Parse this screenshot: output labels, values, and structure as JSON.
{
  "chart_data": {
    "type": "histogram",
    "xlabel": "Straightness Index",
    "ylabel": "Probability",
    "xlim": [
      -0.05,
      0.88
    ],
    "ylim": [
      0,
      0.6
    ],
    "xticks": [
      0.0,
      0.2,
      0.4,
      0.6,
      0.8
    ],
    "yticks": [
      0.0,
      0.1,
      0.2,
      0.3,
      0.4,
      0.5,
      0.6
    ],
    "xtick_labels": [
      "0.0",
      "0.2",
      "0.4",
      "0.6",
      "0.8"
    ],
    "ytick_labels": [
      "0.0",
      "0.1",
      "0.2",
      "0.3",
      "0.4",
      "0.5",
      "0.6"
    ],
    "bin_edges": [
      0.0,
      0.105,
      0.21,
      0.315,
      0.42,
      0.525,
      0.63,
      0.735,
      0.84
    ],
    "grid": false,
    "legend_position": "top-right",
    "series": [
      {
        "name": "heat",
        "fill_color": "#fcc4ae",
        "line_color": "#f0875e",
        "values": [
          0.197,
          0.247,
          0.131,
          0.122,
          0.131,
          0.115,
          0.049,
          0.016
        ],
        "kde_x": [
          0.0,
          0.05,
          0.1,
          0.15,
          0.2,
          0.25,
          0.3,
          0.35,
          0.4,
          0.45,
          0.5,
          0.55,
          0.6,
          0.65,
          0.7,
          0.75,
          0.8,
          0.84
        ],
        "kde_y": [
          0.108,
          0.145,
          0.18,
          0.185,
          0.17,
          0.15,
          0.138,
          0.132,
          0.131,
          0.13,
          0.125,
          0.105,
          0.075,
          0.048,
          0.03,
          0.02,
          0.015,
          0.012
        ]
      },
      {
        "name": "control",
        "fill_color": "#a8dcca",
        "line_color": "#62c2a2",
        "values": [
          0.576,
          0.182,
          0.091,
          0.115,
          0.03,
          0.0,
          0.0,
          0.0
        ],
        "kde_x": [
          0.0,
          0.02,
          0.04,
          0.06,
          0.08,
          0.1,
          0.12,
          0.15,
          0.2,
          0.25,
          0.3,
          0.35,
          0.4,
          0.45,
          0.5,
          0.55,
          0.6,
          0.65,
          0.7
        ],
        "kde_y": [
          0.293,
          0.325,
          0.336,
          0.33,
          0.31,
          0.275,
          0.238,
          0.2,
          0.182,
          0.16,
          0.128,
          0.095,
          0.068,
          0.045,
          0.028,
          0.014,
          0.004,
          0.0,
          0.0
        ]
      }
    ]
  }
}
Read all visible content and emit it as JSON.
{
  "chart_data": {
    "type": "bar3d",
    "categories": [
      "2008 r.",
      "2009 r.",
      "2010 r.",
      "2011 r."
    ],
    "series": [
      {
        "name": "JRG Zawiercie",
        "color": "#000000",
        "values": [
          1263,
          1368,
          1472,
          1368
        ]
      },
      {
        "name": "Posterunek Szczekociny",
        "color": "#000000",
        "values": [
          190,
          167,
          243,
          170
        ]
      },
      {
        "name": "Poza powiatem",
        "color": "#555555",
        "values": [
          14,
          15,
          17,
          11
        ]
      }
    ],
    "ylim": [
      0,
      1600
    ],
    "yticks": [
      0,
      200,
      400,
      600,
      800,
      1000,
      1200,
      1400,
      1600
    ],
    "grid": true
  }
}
* * *
* The exercise *
Exactly reproduce the lines from the one containing "Read all visible content and emit it as JSON." through the end of the records, and only those lines.

* Task result *
Read all visible content and emit it as JSON.
{
  "chart_data": {
    "type": "bar3d",
    "categories": [
      "2008 r.",
      "2009 r.",
      "2010 r.",
      "2011 r."
    ],
    "series": [
      {
        "name": "JRG Zawiercie",
        "color": "#000000",
        "values": [
          1263,
          1368,
          1472,
          1368
        ]
      },
      {
        "name": "Posterunek Szczekociny",
        "color": "#000000",
        "values": [
          190,
          167,
          243,
          170
        ]
      },
      {
        "name": "Poza powiatem",
        "color": "#555555",
        "values": [
          14,
          15,
          17,
          11
        ]
      }
    ],
    "ylim": [
      0,
      1600
    ],
    "yticks": [
      0,
      200,
      400,
      600,
      800,
      1000,
      1200,
      1400,
      1600
    ],
    "grid": true
  }
}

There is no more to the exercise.